-- start of GIVEN INFORMATION --

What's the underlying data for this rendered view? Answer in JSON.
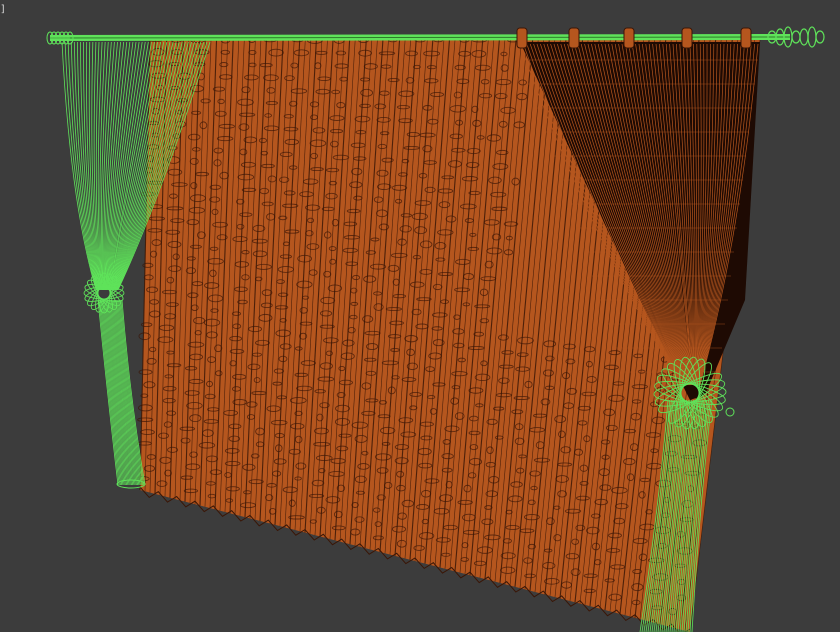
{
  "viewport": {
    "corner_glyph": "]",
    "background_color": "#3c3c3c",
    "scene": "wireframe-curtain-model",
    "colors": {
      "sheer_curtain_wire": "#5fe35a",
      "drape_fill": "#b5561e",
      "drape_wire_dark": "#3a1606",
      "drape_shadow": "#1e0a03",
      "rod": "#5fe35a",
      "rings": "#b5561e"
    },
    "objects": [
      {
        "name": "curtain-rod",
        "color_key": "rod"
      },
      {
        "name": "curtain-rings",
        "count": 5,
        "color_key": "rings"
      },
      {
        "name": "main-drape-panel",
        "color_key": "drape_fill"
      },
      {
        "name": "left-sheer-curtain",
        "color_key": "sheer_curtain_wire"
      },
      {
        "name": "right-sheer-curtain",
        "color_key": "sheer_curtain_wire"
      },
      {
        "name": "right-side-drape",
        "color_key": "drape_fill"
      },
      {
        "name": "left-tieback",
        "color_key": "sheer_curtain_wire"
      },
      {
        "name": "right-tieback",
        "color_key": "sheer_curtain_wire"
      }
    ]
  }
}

-- end of GIVEN INFORMATION --

> _GOAL_
Make an exact copy of all the material, but keep the pictures out of it.

> _RESULT OF THIS TASK_
What's the underlying data for this rendered view? Answer in JSON.
{
  "viewport": {
    "corner_glyph": "]",
    "background_color": "#3c3c3c",
    "scene": "wireframe-curtain-model",
    "colors": {
      "sheer_curtain_wire": "#5fe35a",
      "drape_fill": "#b5561e",
      "drape_wire_dark": "#3a1606",
      "drape_shadow": "#1e0a03",
      "rod": "#5fe35a",
      "rings": "#b5561e"
    },
    "objects": [
      {
        "name": "curtain-rod",
        "color_key": "rod"
      },
      {
        "name": "curtain-rings",
        "count": 5,
        "color_key": "rings"
      },
      {
        "name": "main-drape-panel",
        "color_key": "drape_fill"
      },
      {
        "name": "left-sheer-curtain",
        "color_key": "sheer_curtain_wire"
      },
      {
        "name": "right-sheer-curtain",
        "color_key": "sheer_curtain_wire"
      },
      {
        "name": "right-side-drape",
        "color_key": "drape_fill"
      },
      {
        "name": "left-tieback",
        "color_key": "sheer_curtain_wire"
      },
      {
        "name": "right-tieback",
        "color_key": "sheer_curtain_wire"
      }
    ]
  }
}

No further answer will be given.